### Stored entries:
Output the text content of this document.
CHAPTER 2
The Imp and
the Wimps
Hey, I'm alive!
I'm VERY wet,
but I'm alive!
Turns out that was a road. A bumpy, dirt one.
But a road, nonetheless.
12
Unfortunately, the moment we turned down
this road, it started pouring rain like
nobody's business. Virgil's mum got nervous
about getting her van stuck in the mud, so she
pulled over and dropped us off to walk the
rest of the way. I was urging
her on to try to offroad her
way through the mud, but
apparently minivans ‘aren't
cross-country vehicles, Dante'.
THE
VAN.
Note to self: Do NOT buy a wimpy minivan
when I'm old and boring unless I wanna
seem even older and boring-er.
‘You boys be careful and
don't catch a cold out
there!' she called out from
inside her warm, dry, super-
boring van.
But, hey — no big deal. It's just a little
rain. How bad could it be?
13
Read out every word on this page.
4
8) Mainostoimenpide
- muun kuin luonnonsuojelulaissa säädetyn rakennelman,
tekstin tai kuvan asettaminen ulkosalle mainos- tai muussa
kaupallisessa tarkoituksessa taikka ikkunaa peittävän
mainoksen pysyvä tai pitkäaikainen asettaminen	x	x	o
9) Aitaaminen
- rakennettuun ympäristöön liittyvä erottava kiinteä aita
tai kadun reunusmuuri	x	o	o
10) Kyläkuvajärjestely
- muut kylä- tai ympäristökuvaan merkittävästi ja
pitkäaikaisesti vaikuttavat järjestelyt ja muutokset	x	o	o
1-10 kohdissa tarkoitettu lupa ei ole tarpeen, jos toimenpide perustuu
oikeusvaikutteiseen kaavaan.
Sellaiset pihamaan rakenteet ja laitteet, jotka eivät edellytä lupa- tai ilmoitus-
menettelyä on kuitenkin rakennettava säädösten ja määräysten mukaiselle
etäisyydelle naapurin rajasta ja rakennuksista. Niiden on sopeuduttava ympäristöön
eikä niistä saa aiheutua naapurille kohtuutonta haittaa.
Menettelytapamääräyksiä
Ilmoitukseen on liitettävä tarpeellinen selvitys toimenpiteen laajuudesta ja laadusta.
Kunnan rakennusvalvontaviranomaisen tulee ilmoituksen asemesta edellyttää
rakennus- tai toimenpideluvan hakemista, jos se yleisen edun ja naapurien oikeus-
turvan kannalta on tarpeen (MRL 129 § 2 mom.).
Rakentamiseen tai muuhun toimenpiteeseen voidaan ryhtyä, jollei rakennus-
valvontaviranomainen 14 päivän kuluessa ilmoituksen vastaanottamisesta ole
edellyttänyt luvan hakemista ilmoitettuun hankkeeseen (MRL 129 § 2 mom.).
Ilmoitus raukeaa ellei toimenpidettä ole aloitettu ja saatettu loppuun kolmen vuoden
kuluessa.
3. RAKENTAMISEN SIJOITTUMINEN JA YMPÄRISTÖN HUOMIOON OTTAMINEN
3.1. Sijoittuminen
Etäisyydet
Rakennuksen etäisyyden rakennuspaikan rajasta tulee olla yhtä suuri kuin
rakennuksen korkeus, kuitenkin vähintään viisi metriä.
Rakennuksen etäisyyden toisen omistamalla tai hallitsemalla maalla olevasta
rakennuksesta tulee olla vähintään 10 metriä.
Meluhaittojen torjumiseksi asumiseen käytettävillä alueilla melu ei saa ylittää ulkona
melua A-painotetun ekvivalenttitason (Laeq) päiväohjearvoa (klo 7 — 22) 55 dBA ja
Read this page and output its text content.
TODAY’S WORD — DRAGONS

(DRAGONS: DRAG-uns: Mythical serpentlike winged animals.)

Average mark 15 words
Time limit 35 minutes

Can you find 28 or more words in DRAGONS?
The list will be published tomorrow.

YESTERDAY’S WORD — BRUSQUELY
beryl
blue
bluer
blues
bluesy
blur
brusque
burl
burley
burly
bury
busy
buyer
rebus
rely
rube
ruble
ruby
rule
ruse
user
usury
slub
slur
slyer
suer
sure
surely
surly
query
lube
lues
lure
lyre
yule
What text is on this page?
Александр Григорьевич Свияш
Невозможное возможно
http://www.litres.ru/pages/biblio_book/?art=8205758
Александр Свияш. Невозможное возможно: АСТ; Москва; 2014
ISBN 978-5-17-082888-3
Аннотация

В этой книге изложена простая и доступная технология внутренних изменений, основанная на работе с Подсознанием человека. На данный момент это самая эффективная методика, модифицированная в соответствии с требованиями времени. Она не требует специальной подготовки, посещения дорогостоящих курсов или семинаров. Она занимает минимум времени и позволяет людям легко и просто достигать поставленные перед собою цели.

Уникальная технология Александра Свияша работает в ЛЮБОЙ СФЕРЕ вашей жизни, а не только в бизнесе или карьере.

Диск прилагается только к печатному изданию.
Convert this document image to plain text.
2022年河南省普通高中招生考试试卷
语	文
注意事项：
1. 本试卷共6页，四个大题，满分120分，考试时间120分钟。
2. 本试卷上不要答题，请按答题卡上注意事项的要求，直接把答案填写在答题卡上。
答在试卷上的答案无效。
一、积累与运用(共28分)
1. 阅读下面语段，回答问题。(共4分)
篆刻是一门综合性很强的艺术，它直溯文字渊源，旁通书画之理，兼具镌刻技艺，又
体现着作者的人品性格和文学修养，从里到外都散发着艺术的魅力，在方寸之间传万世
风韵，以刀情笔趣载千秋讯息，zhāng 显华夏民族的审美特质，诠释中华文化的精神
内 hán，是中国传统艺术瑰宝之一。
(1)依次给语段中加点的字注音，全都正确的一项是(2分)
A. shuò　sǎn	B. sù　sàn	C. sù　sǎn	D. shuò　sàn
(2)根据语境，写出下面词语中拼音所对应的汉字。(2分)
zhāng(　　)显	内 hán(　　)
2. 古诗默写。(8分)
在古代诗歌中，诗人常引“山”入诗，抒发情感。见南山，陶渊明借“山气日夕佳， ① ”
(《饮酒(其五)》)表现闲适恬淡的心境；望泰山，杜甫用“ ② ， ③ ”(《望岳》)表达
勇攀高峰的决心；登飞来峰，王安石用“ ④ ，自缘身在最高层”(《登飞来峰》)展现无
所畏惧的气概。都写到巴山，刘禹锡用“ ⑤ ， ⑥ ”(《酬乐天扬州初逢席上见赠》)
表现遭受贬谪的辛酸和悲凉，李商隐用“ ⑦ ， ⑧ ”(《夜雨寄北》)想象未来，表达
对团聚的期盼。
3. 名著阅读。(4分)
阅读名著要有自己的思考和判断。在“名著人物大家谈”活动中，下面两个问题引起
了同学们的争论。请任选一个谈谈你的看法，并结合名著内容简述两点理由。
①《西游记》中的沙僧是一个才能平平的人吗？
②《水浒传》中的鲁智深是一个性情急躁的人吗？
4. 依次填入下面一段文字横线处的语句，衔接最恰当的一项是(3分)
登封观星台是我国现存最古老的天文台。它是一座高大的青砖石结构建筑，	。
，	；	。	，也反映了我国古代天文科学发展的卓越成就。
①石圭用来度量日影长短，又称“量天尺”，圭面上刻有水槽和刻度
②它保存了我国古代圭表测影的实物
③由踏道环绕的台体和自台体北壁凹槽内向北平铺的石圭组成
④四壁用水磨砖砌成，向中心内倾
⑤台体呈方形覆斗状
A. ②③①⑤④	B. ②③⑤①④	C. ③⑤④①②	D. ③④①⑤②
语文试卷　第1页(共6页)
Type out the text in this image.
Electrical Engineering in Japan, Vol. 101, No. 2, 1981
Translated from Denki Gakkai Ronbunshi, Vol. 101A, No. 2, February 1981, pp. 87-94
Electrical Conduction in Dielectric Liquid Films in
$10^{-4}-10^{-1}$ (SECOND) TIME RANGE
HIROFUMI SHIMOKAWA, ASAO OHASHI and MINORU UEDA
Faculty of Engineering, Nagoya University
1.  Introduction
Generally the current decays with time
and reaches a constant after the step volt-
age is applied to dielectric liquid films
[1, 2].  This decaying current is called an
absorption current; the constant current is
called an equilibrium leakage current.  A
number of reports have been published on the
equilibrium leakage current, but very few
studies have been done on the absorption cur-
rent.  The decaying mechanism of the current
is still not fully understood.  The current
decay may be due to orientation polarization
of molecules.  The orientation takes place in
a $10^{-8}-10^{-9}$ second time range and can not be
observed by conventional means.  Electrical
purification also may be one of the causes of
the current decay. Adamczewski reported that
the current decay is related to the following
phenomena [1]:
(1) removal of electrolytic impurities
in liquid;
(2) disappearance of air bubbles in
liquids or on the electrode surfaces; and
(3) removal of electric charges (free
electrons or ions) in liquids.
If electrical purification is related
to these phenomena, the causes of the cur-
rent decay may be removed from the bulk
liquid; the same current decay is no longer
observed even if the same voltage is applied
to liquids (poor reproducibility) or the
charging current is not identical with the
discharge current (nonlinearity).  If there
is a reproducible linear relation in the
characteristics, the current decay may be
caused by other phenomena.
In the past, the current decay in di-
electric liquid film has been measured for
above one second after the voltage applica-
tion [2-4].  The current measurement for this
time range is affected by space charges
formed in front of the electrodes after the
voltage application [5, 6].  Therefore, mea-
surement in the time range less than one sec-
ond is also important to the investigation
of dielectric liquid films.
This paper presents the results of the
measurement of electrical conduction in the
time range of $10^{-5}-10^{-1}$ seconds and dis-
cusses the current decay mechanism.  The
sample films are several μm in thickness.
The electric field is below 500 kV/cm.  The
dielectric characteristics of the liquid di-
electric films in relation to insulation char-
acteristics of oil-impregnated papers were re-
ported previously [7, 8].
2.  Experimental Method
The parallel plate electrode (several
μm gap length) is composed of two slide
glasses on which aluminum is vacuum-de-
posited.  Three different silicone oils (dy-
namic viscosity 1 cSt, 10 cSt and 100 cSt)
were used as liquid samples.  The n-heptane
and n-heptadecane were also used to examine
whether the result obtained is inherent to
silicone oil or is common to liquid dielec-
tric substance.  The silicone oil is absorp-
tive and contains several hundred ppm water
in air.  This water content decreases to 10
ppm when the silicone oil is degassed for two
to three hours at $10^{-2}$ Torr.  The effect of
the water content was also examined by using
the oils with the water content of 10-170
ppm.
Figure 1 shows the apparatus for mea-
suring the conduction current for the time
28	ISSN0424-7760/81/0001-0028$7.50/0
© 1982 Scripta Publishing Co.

### EXERCISE GOAL:
Determine the number of lines containing "after". Write only that number.

### TASK SOLUTION:
3